Provided material
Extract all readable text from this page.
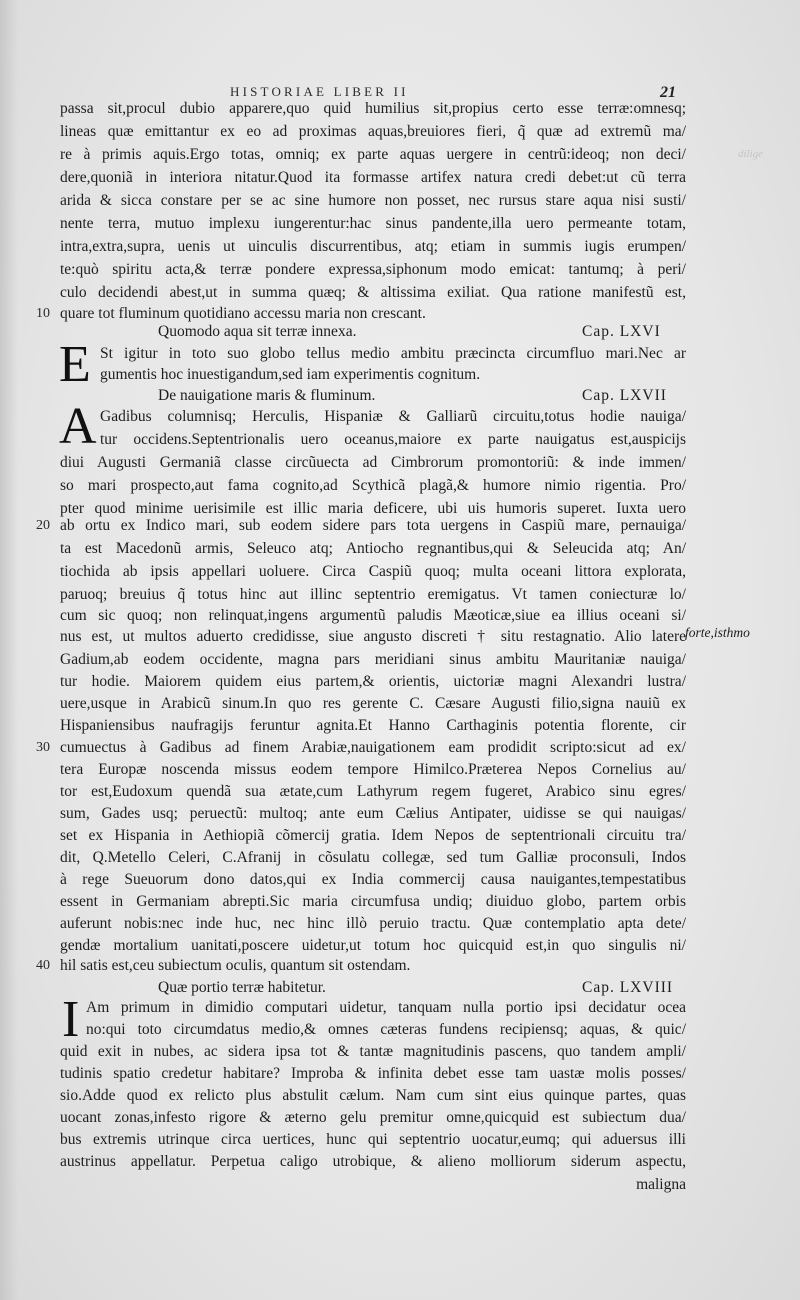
dilige
HISTORIAE LIBER II	21
passa sit,procul dubio apparere,quo quid humilius sit,propius certo esse terræ:omnesq;
lineas quæ emittantur ex eo ad proximas aquas,breuiores fieri, q̃ quæ ad extremũ ma/
re à primis aquis.Ergo totas, omniq; ex parte aquas uergere in centrũ:ideoq; non deci/
dere,quoniã in interiora nitatur.Quod ita formasse artifex natura credi debet:ut cũ terra
arida & sicca constare per se ac sine humore non posset, nec rursus stare aqua nisi susti/
nente terra, mutuo implexu iungerentur:hac sinus pandente,illa uero permeante totam,
intra,extra,supra, uenis ut uinculis discurrentibus, atq; etiam in summis iugis erumpen/
te:quò spiritu acta,& terræ pondere expressa,siphonum modo emicat: tantumq; à peri/
culo decidendi abest,ut in summa quæq; & altissima exiliat. Qua ratione manifestũ est,
10 quare tot fluminum quotidiano accessu maria non crescant.
Quomodo aqua sit terræ innexa.	Cap. LXVI
E St igitur in toto suo globo tellus medio ambitu præcincta circumfluo mari.Nec ar
gumentis hoc inuestigandum,sed iam experimentis cognitum.
De nauigatione maris & fluminum.	Cap. LXVII
A Gadibus columnisq; Herculis, Hispaniæ & Galliarũ circuitu,totus hodie nauiga/
tur occidens.Septentrionalis uero oceanus,maiore ex parte nauigatus est,auspicijs
diui Augusti Germaniã classe circũuecta ad Cimbrorum promontoriũ: & inde immen/
so mari prospecto,aut fama cognito,ad Scythicã plagã,& humore nimio rigentia. Pro/
pter quod minime uerisimile est illic maria deficere, ubi uis humoris superet. Iuxta uero
20 ab ortu ex Indico mari, sub eodem sidere pars tota uergens in Caspiũ mare, pernauiga/
ta est Macedonũ armis, Seleuco atq; Antiocho regnantibus,qui & Seleucida atq; An/
tiochida ab ipsis appellari uoluere. Circa Caspiũ quoq; multa oceani littora explorata,
paruoq; breuius q̃ totus hinc aut illinc septentrio eremigatus. Vt tamen coniecturæ lo/
cum sic quoq; non relinquat,ingens argumentũ paludis Mæoticæ,siue ea illius oceani si/
nus est, ut multos aduerto credidisse, siue angusto discreti † situ restagnatio. Alio latere
Gadium,ab eodem occidente, magna pars meridiani sinus ambitu Mauritaniæ nauiga/
tur hodie. Maiorem quidem eius partem,& orientis, uictoriæ magni Alexandri lustra/
uere,usque in Arabicũ sinum.In quo res gerente C. Cæsare Augusti filio,signa nauiũ ex
Hispaniensibus naufragijs feruntur agnita.Et Hanno Carthaginis potentia florente, cir
30 cumuectus à Gadibus ad finem Arabiæ,nauigationem eam prodidit scripto:sicut ad ex/
tera Europæ noscenda missus eodem tempore Himilco.Præterea Nepos Cornelius au/
tor est,Eudoxum quendã sua ætate,cum Lathyrum regem fugeret, Arabico sinu egres/
sum, Gades usq; peruectũ: multoq; ante eum Cælius Antipater, uidisse se qui nauigas/
set ex Hispania in Aethiopiã cõmercij gratia. Idem Nepos de septentrionali circuitu tra/
dit, Q.Metello Celeri, C.Afranij in cõsulatu collegæ, sed tum Galliæ proconsuli, Indos
à rege Sueuorum dono datos,qui ex India commercij causa nauigantes,tempestatibus
essent in Germaniam abrepti.Sic maria circumfusa undiq; diuiduo globo, partem orbis
auferunt nobis:nec inde huc, nec hinc illò peruio tractu. Quæ contemplatio apta dete/
gendæ mortalium uanitati,poscere uidetur,ut totum hoc quicquid est,in quo singulis ni/
40 hil satis est,ceu subiectum oculis, quantum sit ostendam.
Quæ portio terræ habitetur.	Cap. LXVIII
I Am primum in dimidio computari uidetur, tanquam nulla portio ipsi decidatur ocea
no:qui toto circumdatus medio,& omnes cæteras fundens recipiensq; aquas, & quic/
quid exit in nubes, ac sidera ipsa tot & tantæ magnitudinis pascens, quo tandem ampli/
tudinis spatio credetur habitare? Improba & infinita debet esse tam uastæ molis posses/
sio.Adde quod ex relicto plus abstulit cælum. Nam cum sint eius quinque partes, quas
uocant zonas,infesto rigore & æterno gelu premitur omne,quicquid est subiectum dua/
bus extremis utrinque circa uertices, hunc qui septentrio uocatur,eumq; qui aduersus illi
austrinus appellatur. Perpetua caligo utrobique, & alieno molliorum siderum aspectu,
maligna
forte,isthmo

Work to be completed
Every record above should come back exactly, but without its pictures.

Answer
Extract all readable text from this page.
dilige
HISTORIAE LIBER II	21
passa sit,procul dubio apparere,quo quid humilius sit,propius certo esse terræ:omnesq;
lineas quæ emittantur ex eo ad proximas aquas,breuiores fieri, q̃ quæ ad extremũ ma/
re à primis aquis.Ergo totas, omniq; ex parte aquas uergere in centrũ:ideoq; non deci/
dere,quoniã in interiora nitatur.Quod ita formasse artifex natura credi debet:ut cũ terra
arida & sicca constare per se ac sine humore non posset, nec rursus stare aqua nisi susti/
nente terra, mutuo implexu iungerentur:hac sinus pandente,illa uero permeante totam,
intra,extra,supra, uenis ut uinculis discurrentibus, atq; etiam in summis iugis erumpen/
te:quò spiritu acta,& terræ pondere expressa,siphonum modo emicat: tantumq; à peri/
culo decidendi abest,ut in summa quæq; & altissima exiliat. Qua ratione manifestũ est,
10 quare tot fluminum quotidiano accessu maria non crescant.
Quomodo aqua sit terræ innexa.	Cap. LXVI
E St igitur in toto suo globo tellus medio ambitu præcincta circumfluo mari.Nec ar
gumentis hoc inuestigandum,sed iam experimentis cognitum.
De nauigatione maris & fluminum.	Cap. LXVII
A Gadibus columnisq; Herculis, Hispaniæ & Galliarũ circuitu,totus hodie nauiga/
tur occidens.Septentrionalis uero oceanus,maiore ex parte nauigatus est,auspicijs
diui Augusti Germaniã classe circũuecta ad Cimbrorum promontoriũ: & inde immen/
so mari prospecto,aut fama cognito,ad Scythicã plagã,& humore nimio rigentia. Pro/
pter quod minime uerisimile est illic maria deficere, ubi uis humoris superet. Iuxta uero
20 ab ortu ex Indico mari, sub eodem sidere pars tota uergens in Caspiũ mare, pernauiga/
ta est Macedonũ armis, Seleuco atq; Antiocho regnantibus,qui & Seleucida atq; An/
tiochida ab ipsis appellari uoluere. Circa Caspiũ quoq; multa oceani littora explorata,
paruoq; breuius q̃ totus hinc aut illinc septentrio eremigatus. Vt tamen coniecturæ lo/
cum sic quoq; non relinquat,ingens argumentũ paludis Mæoticæ,siue ea illius oceani si/
nus est, ut multos aduerto credidisse, siue angusto discreti † situ restagnatio. Alio latere
Gadium,ab eodem occidente, magna pars meridiani sinus ambitu Mauritaniæ nauiga/
tur hodie. Maiorem quidem eius partem,& orientis, uictoriæ magni Alexandri lustra/
uere,usque in Arabicũ sinum.In quo res gerente C. Cæsare Augusti filio,signa nauiũ ex
Hispaniensibus naufragijs feruntur agnita.Et Hanno Carthaginis potentia florente, cir
30 cumuectus à Gadibus ad finem Arabiæ,nauigationem eam prodidit scripto:sicut ad ex/
tera Europæ noscenda missus eodem tempore Himilco.Præterea Nepos Cornelius au/
tor est,Eudoxum quendã sua ætate,cum Lathyrum regem fugeret, Arabico sinu egres/
sum, Gades usq; peruectũ: multoq; ante eum Cælius Antipater, uidisse se qui nauigas/
set ex Hispania in Aethiopiã cõmercij gratia. Idem Nepos de septentrionali circuitu tra/
dit, Q.Metello Celeri, C.Afranij in cõsulatu collegæ, sed tum Galliæ proconsuli, Indos
à rege Sueuorum dono datos,qui ex India commercij causa nauigantes,tempestatibus
essent in Germaniam abrepti.Sic maria circumfusa undiq; diuiduo globo, partem orbis
auferunt nobis:nec inde huc, nec hinc illò peruio tractu. Quæ contemplatio apta dete/
gendæ mortalium uanitati,poscere uidetur,ut totum hoc quicquid est,in quo singulis ni/
40 hil satis est,ceu subiectum oculis, quantum sit ostendam.
Quæ portio terræ habitetur.	Cap. LXVIII
I Am primum in dimidio computari uidetur, tanquam nulla portio ipsi decidatur ocea
no:qui toto circumdatus medio,& omnes cæteras fundens recipiensq; aquas, & quic/
quid exit in nubes, ac sidera ipsa tot & tantæ magnitudinis pascens, quo tandem ampli/
tudinis spatio credetur habitare? Improba & infinita debet esse tam uastæ molis posses/
sio.Adde quod ex relicto plus abstulit cælum. Nam cum sint eius quinque partes, quas
uocant zonas,infesto rigore & æterno gelu premitur omne,quicquid est subiectum dua/
bus extremis utrinque circa uertices, hunc qui septentrio uocatur,eumq; qui aduersus illi
austrinus appellatur. Perpetua caligo utrobique, & alieno molliorum siderum aspectu,
maligna
forte,isthmo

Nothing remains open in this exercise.